══ Records provided ══

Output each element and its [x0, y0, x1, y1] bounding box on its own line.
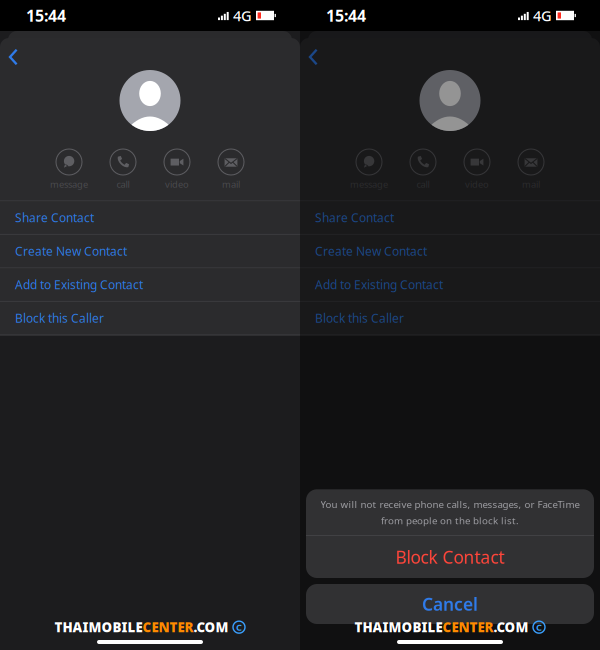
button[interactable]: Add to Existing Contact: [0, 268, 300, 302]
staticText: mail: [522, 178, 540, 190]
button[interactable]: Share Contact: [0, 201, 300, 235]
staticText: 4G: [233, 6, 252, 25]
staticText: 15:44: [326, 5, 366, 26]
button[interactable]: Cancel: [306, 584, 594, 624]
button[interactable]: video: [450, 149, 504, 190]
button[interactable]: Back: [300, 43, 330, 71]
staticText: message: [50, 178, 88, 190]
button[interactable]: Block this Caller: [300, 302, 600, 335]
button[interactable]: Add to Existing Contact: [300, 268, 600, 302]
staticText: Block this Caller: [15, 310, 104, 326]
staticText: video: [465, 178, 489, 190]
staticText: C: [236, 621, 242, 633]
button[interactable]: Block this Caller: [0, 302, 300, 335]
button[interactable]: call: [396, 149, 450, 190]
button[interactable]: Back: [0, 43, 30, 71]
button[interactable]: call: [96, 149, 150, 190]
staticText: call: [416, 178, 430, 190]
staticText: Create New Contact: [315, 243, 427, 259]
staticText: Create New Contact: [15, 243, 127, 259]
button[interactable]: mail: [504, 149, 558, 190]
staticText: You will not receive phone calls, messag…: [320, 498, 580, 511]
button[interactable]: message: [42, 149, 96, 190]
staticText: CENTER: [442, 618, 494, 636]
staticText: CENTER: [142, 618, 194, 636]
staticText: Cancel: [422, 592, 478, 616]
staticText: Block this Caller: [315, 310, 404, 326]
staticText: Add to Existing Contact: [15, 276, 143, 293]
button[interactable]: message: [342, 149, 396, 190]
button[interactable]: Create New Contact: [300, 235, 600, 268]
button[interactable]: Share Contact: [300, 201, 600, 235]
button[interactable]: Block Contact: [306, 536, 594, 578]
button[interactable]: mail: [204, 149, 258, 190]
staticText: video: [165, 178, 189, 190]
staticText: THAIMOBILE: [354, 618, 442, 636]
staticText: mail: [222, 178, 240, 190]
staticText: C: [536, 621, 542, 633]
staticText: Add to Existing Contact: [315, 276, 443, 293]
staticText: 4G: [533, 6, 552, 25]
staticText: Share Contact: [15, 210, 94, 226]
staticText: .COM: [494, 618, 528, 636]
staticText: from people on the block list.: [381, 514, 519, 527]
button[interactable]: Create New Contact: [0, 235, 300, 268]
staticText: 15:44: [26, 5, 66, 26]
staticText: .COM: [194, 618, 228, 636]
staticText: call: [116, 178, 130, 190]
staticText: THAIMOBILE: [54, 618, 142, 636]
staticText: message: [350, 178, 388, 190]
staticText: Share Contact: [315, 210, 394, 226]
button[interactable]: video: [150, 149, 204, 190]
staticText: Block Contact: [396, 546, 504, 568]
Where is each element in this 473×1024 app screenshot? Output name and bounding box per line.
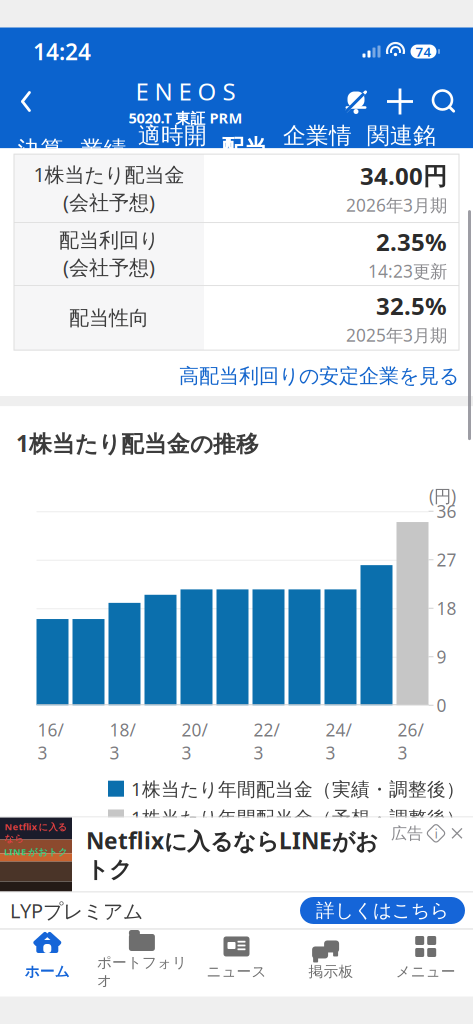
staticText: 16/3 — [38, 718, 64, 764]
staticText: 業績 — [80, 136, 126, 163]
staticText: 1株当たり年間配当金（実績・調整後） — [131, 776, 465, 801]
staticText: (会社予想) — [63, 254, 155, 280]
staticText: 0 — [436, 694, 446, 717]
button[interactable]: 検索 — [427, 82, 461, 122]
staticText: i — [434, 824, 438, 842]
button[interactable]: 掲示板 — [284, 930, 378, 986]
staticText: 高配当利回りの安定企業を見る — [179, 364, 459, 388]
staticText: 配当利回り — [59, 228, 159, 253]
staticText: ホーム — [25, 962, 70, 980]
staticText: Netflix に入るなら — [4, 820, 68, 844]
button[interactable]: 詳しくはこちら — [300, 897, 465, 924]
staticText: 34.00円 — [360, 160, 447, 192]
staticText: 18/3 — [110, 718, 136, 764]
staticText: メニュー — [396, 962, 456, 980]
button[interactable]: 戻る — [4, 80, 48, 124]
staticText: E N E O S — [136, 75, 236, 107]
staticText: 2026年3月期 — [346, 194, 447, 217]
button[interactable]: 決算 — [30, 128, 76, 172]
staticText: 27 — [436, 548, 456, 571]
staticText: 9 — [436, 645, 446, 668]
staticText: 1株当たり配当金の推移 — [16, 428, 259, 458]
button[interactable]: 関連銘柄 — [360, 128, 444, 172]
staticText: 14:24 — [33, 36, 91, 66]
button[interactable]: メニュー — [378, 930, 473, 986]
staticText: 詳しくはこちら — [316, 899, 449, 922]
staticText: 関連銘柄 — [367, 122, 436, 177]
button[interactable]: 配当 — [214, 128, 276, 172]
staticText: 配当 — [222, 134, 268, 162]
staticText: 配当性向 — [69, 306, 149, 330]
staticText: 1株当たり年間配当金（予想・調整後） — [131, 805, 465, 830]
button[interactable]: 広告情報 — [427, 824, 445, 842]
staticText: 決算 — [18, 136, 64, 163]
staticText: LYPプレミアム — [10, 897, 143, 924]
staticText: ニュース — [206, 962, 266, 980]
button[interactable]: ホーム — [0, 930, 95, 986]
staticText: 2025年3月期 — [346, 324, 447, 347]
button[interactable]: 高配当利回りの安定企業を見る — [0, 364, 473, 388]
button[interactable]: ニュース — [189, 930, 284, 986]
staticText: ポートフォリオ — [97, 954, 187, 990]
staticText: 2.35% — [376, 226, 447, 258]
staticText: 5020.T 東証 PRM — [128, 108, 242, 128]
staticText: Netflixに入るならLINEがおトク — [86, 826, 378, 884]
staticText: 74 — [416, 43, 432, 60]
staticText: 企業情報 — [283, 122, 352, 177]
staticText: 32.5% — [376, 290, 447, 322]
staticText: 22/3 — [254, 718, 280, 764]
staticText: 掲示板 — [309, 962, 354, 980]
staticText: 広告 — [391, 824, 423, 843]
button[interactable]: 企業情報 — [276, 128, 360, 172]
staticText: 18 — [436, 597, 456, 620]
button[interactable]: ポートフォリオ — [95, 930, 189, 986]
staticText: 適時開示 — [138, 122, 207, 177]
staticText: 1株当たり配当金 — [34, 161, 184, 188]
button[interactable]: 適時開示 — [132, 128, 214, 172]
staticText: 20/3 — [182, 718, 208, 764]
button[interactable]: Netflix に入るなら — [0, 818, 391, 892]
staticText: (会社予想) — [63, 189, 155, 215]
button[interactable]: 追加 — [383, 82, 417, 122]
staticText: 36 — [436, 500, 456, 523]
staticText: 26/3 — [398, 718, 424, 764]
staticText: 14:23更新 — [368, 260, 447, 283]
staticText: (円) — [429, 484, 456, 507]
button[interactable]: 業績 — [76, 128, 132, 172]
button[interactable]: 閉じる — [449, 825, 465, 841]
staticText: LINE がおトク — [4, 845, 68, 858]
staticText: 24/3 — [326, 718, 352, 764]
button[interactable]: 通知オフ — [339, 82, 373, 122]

═══

Set down the lines of the records from the one containing "staticText: 16/3 — [38, 718, 64, 764]" through the one containing "staticText: ホーム — [25, 962, 70, 980]", exactly as they appear.

staticText: 16/3 — [38, 718, 64, 764]
staticText: 業績 — [80, 136, 126, 163]
staticText: 1株当たり年間配当金（実績・調整後） — [131, 776, 465, 801]
staticText: (会社予想) — [63, 254, 155, 280]
staticText: 0 — [436, 694, 446, 717]
button[interactable]: 検索 — [427, 82, 461, 122]
staticText: i — [434, 824, 438, 842]
button[interactable]: 掲示板 — [284, 930, 378, 986]
staticText: 高配当利回りの安定企業を見る — [179, 364, 459, 388]
staticText: 配当利回り — [59, 228, 159, 253]
staticText: ホーム — [25, 962, 70, 980]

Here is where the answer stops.